→ GIVEN TASK
Search the listing below for the word "JSON" and copy each line that holds it.

→ STORED DATA

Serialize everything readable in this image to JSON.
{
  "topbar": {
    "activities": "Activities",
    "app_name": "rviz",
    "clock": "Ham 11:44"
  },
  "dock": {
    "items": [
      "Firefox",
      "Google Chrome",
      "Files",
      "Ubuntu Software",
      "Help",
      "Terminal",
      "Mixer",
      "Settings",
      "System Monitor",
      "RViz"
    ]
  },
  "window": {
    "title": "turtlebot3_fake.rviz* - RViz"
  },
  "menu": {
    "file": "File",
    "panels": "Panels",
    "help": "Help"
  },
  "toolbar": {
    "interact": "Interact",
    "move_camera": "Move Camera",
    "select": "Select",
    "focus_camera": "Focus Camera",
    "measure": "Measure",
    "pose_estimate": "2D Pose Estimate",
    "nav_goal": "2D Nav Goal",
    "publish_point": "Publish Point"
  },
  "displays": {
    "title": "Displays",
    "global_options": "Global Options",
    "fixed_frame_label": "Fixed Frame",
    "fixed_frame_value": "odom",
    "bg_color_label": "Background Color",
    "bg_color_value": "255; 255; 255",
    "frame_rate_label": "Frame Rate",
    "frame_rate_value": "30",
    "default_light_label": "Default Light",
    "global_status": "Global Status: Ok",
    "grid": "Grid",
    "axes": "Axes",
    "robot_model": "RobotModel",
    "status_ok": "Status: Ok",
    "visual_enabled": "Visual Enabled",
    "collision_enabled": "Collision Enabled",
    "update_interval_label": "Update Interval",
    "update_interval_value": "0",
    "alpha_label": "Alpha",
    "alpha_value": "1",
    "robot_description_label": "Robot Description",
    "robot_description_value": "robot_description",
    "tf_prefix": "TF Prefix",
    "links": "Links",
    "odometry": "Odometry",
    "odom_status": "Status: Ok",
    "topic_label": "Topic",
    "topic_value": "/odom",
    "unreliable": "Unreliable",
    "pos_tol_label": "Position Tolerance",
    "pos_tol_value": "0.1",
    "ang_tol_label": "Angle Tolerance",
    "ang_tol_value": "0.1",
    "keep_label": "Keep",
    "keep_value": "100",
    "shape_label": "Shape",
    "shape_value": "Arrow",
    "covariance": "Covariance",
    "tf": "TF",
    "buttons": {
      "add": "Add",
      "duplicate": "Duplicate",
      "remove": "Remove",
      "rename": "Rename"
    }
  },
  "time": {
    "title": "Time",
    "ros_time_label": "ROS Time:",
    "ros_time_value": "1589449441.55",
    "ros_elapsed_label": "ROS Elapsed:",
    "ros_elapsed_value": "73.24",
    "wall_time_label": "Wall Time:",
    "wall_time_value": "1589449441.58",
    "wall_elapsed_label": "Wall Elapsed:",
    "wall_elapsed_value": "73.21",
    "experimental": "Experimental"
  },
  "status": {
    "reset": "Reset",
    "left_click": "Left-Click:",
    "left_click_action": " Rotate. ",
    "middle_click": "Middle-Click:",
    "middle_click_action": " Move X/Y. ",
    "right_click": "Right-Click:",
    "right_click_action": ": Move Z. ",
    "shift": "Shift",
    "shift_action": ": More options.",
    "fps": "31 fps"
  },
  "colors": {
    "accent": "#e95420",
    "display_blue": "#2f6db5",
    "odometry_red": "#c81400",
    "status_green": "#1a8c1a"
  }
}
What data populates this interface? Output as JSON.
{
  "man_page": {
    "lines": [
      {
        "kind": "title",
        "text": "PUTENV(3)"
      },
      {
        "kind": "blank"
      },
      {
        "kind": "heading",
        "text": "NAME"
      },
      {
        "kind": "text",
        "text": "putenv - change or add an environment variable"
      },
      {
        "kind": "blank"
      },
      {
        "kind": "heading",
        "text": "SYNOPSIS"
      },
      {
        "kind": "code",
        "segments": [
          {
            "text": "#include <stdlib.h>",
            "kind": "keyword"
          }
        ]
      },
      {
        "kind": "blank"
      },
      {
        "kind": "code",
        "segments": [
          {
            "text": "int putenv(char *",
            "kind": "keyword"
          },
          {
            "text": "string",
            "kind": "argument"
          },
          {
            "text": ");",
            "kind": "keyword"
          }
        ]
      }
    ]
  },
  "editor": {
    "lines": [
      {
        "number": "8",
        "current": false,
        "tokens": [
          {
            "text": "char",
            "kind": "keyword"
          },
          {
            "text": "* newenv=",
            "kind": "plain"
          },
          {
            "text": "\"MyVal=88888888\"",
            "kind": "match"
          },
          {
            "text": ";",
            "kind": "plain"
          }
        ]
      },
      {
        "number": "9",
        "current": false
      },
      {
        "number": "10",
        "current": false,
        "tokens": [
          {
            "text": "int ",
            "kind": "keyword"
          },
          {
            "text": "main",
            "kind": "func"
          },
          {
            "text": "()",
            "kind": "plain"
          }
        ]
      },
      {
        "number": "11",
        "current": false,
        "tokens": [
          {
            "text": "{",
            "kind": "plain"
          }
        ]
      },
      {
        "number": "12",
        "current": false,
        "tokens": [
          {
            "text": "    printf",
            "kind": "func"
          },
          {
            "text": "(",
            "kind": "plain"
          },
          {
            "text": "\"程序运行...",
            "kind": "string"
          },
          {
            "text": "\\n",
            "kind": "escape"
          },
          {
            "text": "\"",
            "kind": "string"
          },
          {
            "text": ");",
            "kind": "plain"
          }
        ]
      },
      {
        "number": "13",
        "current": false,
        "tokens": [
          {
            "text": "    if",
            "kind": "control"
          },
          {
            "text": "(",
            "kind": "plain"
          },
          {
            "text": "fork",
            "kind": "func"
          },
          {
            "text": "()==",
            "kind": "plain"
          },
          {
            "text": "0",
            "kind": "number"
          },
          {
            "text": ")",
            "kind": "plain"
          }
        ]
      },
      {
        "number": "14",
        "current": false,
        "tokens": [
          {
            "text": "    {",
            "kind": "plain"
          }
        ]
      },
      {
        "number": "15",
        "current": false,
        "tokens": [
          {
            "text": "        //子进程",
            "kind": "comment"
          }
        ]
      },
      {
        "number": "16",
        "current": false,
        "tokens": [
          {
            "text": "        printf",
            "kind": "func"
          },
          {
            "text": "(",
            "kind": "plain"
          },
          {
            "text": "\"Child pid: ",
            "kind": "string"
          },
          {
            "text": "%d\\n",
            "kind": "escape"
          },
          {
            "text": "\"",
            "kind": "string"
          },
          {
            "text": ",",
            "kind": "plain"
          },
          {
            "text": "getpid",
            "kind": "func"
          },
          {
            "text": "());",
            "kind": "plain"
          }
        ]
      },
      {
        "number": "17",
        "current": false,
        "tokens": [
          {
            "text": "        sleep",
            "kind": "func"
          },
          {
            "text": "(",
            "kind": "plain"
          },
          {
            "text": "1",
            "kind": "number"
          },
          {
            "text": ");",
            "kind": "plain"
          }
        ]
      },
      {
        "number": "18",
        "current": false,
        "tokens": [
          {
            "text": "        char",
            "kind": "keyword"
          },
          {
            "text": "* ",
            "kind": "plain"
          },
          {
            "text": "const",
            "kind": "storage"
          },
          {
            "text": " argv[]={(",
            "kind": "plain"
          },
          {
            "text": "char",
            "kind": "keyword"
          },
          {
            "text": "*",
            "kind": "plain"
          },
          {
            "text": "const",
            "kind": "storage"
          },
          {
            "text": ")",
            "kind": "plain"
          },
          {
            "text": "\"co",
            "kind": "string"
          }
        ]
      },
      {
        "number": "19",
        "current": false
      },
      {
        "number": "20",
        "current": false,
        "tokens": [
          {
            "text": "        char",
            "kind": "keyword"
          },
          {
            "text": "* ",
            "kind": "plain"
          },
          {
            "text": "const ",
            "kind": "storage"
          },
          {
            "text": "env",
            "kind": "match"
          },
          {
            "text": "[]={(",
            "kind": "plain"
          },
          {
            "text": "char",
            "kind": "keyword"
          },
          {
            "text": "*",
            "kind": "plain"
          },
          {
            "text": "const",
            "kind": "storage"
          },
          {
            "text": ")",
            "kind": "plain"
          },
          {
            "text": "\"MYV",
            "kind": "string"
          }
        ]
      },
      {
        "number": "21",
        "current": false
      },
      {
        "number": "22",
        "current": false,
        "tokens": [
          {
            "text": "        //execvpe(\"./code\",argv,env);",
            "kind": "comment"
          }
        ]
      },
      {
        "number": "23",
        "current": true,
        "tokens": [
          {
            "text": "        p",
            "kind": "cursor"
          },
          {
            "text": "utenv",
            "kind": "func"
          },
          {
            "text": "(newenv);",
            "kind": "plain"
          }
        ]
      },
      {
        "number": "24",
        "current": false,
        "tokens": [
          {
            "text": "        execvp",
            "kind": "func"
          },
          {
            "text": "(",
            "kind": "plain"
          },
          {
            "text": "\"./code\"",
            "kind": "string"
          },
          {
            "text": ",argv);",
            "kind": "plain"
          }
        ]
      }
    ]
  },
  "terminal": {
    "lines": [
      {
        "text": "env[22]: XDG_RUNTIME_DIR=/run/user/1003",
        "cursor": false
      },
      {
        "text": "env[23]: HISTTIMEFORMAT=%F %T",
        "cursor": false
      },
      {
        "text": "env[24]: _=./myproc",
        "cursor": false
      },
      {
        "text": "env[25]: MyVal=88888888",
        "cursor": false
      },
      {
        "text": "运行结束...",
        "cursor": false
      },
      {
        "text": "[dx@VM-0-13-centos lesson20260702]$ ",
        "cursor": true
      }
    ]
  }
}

→ ANSWER TO THE PROBLEM
Serialize everything readable in this image to JSON.
What data populates this interface? Output as JSON.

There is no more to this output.